Short task
Check each line of the material. Copy those containing "detached".

Record extracts
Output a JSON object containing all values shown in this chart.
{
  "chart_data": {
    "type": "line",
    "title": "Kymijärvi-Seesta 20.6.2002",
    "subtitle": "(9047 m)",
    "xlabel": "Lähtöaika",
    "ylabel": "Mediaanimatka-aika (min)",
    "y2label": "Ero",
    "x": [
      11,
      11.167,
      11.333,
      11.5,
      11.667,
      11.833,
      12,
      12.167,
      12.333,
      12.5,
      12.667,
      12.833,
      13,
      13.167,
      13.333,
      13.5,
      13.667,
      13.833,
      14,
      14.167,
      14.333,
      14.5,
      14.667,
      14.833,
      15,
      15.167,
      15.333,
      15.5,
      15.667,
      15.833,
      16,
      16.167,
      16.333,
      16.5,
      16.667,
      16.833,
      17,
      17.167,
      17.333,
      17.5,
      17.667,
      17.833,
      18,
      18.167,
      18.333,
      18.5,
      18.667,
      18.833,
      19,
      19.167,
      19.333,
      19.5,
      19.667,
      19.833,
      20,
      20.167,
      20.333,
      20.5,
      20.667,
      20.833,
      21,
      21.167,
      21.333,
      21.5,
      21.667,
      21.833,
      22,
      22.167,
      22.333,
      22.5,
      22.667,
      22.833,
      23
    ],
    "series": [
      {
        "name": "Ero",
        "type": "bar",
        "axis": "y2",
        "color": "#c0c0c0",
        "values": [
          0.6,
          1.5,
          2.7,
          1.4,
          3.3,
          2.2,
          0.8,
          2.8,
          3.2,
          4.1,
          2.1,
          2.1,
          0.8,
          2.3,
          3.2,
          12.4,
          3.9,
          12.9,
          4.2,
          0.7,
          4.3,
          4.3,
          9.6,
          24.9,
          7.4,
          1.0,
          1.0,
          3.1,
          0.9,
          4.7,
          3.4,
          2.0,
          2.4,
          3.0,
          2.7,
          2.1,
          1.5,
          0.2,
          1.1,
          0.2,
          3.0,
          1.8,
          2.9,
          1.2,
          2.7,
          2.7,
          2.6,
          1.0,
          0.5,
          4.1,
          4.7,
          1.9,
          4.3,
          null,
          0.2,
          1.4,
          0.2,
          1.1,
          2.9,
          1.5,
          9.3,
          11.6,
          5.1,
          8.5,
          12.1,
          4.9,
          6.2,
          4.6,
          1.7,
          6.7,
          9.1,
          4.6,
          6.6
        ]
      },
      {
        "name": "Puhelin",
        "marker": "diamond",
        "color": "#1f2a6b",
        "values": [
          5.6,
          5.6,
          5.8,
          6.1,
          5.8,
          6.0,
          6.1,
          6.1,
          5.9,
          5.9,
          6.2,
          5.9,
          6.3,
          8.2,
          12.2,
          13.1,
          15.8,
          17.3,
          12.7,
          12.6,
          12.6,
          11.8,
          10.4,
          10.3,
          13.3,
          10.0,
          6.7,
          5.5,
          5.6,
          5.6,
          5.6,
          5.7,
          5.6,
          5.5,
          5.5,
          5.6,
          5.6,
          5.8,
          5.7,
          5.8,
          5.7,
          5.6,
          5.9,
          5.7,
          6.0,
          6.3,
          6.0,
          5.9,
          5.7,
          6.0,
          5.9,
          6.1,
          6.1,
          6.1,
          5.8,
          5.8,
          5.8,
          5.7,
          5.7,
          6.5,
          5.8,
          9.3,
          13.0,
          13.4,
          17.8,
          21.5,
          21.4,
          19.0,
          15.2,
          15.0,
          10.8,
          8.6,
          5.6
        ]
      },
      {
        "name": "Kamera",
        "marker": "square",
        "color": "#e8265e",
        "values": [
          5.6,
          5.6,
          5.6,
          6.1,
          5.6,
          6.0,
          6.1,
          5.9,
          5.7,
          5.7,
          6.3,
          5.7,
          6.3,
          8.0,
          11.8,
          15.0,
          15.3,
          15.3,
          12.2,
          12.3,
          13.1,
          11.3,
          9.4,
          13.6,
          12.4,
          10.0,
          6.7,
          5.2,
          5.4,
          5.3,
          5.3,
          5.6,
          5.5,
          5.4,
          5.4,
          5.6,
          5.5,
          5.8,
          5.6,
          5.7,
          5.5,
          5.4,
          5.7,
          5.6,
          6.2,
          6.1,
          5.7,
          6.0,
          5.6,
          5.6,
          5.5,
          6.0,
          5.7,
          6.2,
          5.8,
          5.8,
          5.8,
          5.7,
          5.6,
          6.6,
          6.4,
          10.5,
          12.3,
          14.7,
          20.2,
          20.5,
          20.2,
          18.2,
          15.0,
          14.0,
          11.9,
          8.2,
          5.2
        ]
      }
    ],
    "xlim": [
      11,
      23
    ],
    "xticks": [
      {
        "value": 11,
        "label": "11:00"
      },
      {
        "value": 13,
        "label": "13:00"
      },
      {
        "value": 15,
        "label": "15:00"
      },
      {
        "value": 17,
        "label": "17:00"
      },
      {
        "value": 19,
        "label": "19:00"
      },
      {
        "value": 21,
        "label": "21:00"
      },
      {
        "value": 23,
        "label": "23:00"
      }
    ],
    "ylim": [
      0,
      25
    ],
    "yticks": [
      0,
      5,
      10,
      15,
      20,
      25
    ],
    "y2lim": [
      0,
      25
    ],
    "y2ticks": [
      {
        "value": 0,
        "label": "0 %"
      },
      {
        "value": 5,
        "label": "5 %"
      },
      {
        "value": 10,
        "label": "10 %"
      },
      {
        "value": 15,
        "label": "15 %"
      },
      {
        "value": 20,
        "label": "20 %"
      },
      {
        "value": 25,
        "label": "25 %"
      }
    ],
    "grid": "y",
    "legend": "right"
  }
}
==
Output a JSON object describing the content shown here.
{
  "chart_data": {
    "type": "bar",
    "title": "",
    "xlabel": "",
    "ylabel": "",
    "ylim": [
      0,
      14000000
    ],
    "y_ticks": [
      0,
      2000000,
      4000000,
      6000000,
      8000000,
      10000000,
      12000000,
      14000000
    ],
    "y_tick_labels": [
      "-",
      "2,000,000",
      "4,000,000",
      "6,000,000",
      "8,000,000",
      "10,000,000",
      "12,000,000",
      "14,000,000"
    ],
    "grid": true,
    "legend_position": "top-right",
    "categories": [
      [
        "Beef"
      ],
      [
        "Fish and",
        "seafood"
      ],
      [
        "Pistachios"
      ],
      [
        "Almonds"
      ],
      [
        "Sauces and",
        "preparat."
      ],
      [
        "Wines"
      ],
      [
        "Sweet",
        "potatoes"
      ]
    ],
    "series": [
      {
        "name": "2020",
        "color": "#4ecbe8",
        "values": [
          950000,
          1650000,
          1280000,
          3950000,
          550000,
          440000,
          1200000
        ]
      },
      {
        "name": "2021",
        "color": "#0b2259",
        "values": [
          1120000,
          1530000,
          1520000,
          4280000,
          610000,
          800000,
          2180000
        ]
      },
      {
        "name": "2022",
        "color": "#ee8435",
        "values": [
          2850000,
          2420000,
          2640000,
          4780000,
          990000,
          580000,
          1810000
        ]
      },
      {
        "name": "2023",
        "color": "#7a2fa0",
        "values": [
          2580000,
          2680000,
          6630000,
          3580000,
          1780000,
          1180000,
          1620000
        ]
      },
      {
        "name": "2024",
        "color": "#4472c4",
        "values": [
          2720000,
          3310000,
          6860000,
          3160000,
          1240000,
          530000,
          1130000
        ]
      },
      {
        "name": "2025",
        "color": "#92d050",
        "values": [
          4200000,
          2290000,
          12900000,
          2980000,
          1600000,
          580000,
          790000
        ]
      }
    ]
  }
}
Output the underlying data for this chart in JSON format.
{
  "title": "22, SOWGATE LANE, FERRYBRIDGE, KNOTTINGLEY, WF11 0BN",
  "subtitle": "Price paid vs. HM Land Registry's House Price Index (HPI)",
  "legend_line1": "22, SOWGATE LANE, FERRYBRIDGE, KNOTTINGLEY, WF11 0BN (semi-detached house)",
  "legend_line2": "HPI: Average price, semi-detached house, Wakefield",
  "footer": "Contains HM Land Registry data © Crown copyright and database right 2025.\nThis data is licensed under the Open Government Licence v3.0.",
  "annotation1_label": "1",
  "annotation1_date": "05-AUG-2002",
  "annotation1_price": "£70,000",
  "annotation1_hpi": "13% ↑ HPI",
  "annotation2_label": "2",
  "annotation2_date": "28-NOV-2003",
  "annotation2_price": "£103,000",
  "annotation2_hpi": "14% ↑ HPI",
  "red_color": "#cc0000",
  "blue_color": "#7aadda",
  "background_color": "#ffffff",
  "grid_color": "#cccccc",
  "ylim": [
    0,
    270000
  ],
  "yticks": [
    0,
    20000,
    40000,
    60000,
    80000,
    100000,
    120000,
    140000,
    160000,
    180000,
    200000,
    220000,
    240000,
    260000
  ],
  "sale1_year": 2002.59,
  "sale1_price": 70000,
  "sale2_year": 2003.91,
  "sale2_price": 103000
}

Correct output
  "legend_line1": "22, SOWGATE LANE, FERRYBRIDGE, KNOTTINGLEY, WF11 0BN (semi-detached house)",
  "legend_line2": "HPI: Average price, semi-detached house, Wakefield",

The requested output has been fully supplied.